United States District Court, Third Circuit

October 16, 2013

ALTON D. BROWN, Plaintiff,
v.
R. LYONS, et al., Defendants.

MEMORANDUM

EDUARDO C. ROBRENO, District Judge.

Plaintiff Alton Brown, proceeding in forma pauperis, asks the Court to serve his Second Amended Complaint upon the Defendants. Pl.'s Req. Ct. Order Requiring Service Second Am. Compl., ECF No. 20 ("Second Am. Comp."); Pl.'s Second Req. Ct. Order, ECF No. 22. He has also filed a motion for a temporary restraining order and preliminary injunction (ECF No. 21), as well as a supplemental motion to that effect (ECF No. 24). For the reasons that follow, the Court will deny the motions and dismiss the complaint, pursuant to 28 U.S.C. §§ 1915 and 1915A.

-*-*-

GOAL 1:
What does the court memorandum say the Court will do with the complaint?
GOAL 2:
In the entries, swap "body-line" for "text-line" in everything from the line containing "502, 211, 520]" down to the line containing "630, 607, 656]", and return only those lines, otherwise unchanged.
The court memorandum and the entries that follow it are unrelated material.

RAW DATA:
-*-*-

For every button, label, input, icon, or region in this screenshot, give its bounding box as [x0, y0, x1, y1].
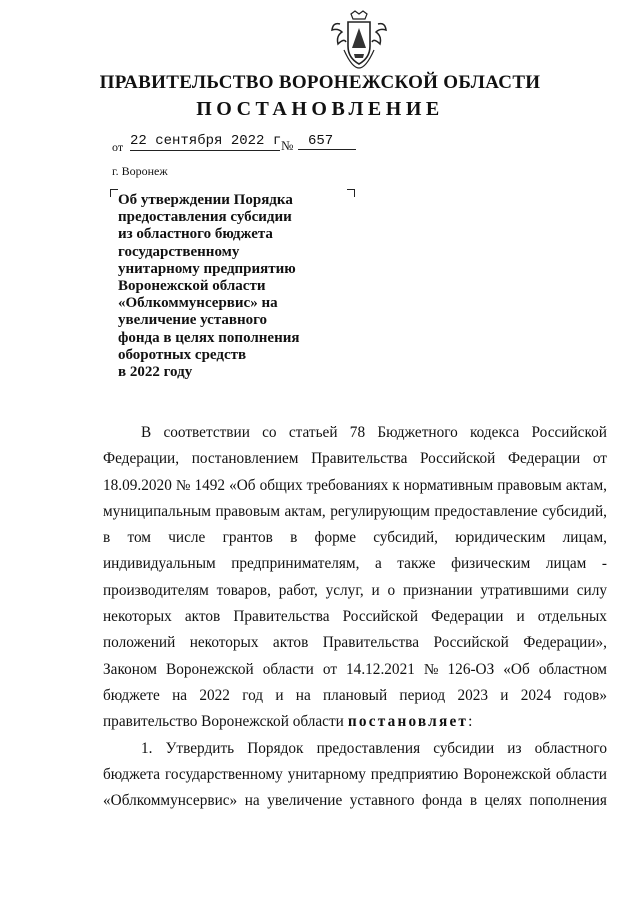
word: муниципальным	[103, 502, 211, 520]
word: физическим	[451, 555, 531, 573]
coat-of-arms-icon	[330, 10, 388, 70]
body-line	[103, 499, 607, 525]
word: числе	[168, 529, 206, 547]
body-line	[103, 709, 607, 735]
word: 1.	[141, 739, 153, 757]
word: 14.12.2021	[346, 660, 415, 678]
corner-bracket-left	[110, 189, 118, 197]
word: В	[141, 424, 152, 441]
subject-line: предоставления субсидии	[118, 209, 292, 226]
word: Федерации»,	[523, 634, 607, 652]
word: годов»	[563, 686, 607, 704]
word: предпринимателям,	[231, 555, 360, 573]
body-line	[103, 788, 607, 814]
word: на	[295, 686, 311, 704]
word: некоторых	[189, 634, 259, 652]
word: работ,	[278, 581, 318, 599]
resolves-colon: :	[468, 713, 473, 731]
word: индивидуальным	[103, 555, 216, 573]
word: в	[469, 792, 478, 810]
word: лицам,	[562, 529, 607, 547]
word: №	[423, 660, 439, 678]
preamble-end: правительство Воронежской области	[103, 713, 344, 731]
word: 2024	[520, 686, 552, 704]
word: Порядок	[247, 739, 304, 757]
word: товаров,	[216, 581, 271, 599]
word: Правительства	[322, 634, 419, 652]
word: утратившими	[480, 581, 569, 599]
body-line	[103, 630, 607, 656]
word: Правительства	[233, 608, 330, 626]
word: актов	[184, 608, 221, 626]
word: субсидий,	[542, 502, 607, 520]
word: фонда	[422, 792, 463, 810]
word: том	[127, 529, 151, 547]
word: Правительства	[311, 450, 408, 468]
subject-line: из областного бюджета	[118, 226, 273, 243]
word: соответствии	[163, 424, 250, 441]
word: 126-ОЗ	[447, 660, 495, 678]
word: «Облкоммунсервис»	[103, 792, 238, 810]
word: предоставление	[434, 502, 538, 520]
word: производителям	[103, 581, 209, 599]
word: актов	[272, 634, 309, 652]
word: от	[592, 450, 607, 468]
word: субсидии	[433, 739, 495, 757]
word: Утвердить	[165, 739, 235, 757]
word: области	[262, 660, 314, 678]
date-number-line	[112, 133, 372, 155]
word: общих	[259, 476, 303, 494]
word: актам,	[284, 502, 326, 520]
body-line	[103, 683, 607, 709]
word: а	[374, 555, 382, 573]
word: актам,	[565, 476, 607, 494]
word: из	[507, 739, 522, 757]
word: на	[172, 686, 188, 704]
body-line	[103, 420, 607, 446]
word: отдельных	[537, 608, 607, 626]
word: «Об	[503, 660, 530, 678]
subject-line: Об утверждении Порядка	[118, 192, 293, 208]
word: Бюджетного	[377, 424, 458, 441]
word: и	[500, 686, 509, 704]
word: бюджета	[103, 765, 161, 783]
subject-line: фонда в целях пополнения	[118, 329, 300, 346]
subject-line: Воронежской области	[118, 278, 266, 295]
word: 2023	[457, 686, 489, 704]
word: Федерации	[431, 608, 504, 626]
word: предоставления	[316, 739, 421, 757]
body-line	[103, 446, 607, 472]
number-prefix: №	[281, 138, 294, 153]
word: о	[387, 581, 396, 599]
word: Российской	[342, 608, 419, 626]
date-prefix: от	[112, 140, 124, 154]
word: субсидий,	[373, 529, 438, 547]
word: плановый	[323, 686, 388, 704]
city: г. Воронеж	[112, 164, 168, 178]
body-line	[103, 578, 607, 604]
word: Воронежской	[166, 660, 254, 678]
word: уставного	[349, 792, 415, 810]
subject-line: «Облкоммунсервис» на	[118, 295, 278, 312]
word: Федерации	[507, 450, 581, 468]
subject-line: унитарному предприятию	[118, 260, 296, 277]
word: в	[290, 529, 298, 547]
word: в	[103, 529, 111, 547]
word: целях	[484, 792, 522, 810]
word: областного	[534, 739, 607, 757]
word: статьей	[288, 424, 338, 441]
word: и	[275, 686, 284, 704]
word: унитарному	[287, 765, 366, 783]
word: пополнения	[529, 792, 607, 810]
word: -	[601, 555, 607, 573]
body-line	[103, 551, 607, 577]
word: государственному	[164, 765, 283, 783]
word: требованиях	[306, 476, 389, 494]
word: от	[322, 660, 338, 678]
body-line	[103, 762, 607, 788]
document-number: 657	[298, 133, 356, 150]
word: положений	[103, 634, 176, 652]
word: «Об	[229, 476, 256, 494]
word: на	[244, 792, 260, 810]
body-line	[103, 473, 607, 499]
word: Российской	[419, 450, 496, 468]
word: период	[399, 686, 446, 704]
government-title: ПРАВИТЕЛЬСТВО ВОРОНЕЖСКОЙ ОБЛАСТИ	[99, 72, 541, 93]
word: областном	[538, 660, 607, 678]
document-date: 22 сентября 2022 г	[130, 133, 282, 149]
word: и	[516, 608, 525, 626]
word: регулирующим	[330, 502, 430, 520]
word: форме	[314, 529, 356, 547]
word: Российской	[531, 424, 607, 441]
body-line	[103, 736, 607, 762]
word: некоторых	[103, 608, 172, 626]
corner-bracket-right	[347, 189, 355, 197]
word: №	[175, 476, 191, 494]
word: 1492	[194, 476, 226, 494]
word: Российской	[433, 634, 509, 652]
word: правовым	[215, 502, 281, 520]
subject-line: в 2022 году	[118, 364, 193, 381]
word: признании	[402, 581, 473, 599]
word: к	[392, 476, 400, 494]
document-subject	[118, 192, 328, 381]
word: 18.09.2020	[103, 476, 172, 494]
word: Воронежской	[463, 765, 551, 783]
word: год	[242, 686, 264, 704]
subject-line: государственному	[118, 243, 240, 260]
word: правовым	[497, 476, 562, 494]
word: юридическим	[455, 529, 546, 547]
word: силу	[576, 581, 607, 599]
subject-line: увеличение уставного	[118, 312, 268, 329]
word: предприятию	[370, 765, 459, 783]
resolves-word: постановляет	[347, 713, 469, 731]
word: 2022	[199, 686, 230, 704]
body-line	[103, 604, 607, 630]
document-type: ПОСТАНОВЛЕНИЕ	[196, 98, 444, 120]
word: и	[371, 581, 380, 599]
word: 78	[349, 424, 366, 441]
word: кодекса	[470, 424, 520, 441]
word: области	[555, 765, 607, 783]
word: увеличение	[267, 792, 343, 810]
word: бюджете	[103, 686, 160, 704]
document-body	[103, 420, 607, 814]
word: Законом	[103, 660, 157, 678]
word: услуг,	[325, 581, 364, 599]
word: со	[262, 424, 277, 441]
word: нормативным	[403, 476, 494, 494]
body-line	[103, 525, 607, 551]
subject-line: оборотных средств	[118, 346, 247, 363]
word: лицам	[545, 555, 587, 573]
word: Федерации,	[103, 450, 180, 468]
word: также	[397, 555, 436, 573]
word: грантов	[222, 529, 273, 547]
word: постановлением	[191, 450, 299, 468]
body-line	[103, 657, 607, 683]
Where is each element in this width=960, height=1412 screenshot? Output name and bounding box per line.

-*-*-

ANSWER 1:
Dismiss it, pursuant to 28 U.S.C. §§ 1915 and 1915A.

ANSWER 2:
word: муниципальным	[103, 502, 211, 520]
word: физическим	[451, 555, 531, 573]
coat-of-arms-icon	[330, 10, 388, 70]
text-line	[103, 499, 607, 525]
word: числе	[168, 529, 206, 547]
text-line	[103, 709, 607, 735]
word: 1.	[141, 739, 153, 757]
word: 14.12.2021	[346, 660, 415, 678]
corner-bracket-left	[110, 189, 118, 197]
word: В	[141, 424, 152, 441]
subject-line: предоставления субсидии	[118, 209, 292, 226]
word: Федерации»,	[523, 634, 607, 652]
word: годов»	[563, 686, 607, 704]
word: предпринимателям,	[231, 555, 360, 573]
text-line	[103, 788, 607, 814]
word: на	[295, 686, 311, 704]
word: некоторых	[189, 634, 259, 652]
word: работ,	[278, 581, 318, 599]
resolves-colon: :	[468, 713, 473, 731]
word: индивидуальным	[103, 555, 216, 573]
word: в	[469, 792, 478, 810]
word: лицам,	[562, 529, 607, 547]
word: №	[423, 660, 439, 678]
preamble-end: правительство Воронежской области	[103, 713, 344, 731]
word: 2024	[520, 686, 552, 704]
word: Порядок	[247, 739, 304, 757]
word: товаров,	[216, 581, 271, 599]
word: Правительства	[322, 634, 419, 652]
word: утратившими	[480, 581, 569, 599]
text-line	[103, 630, 607, 656]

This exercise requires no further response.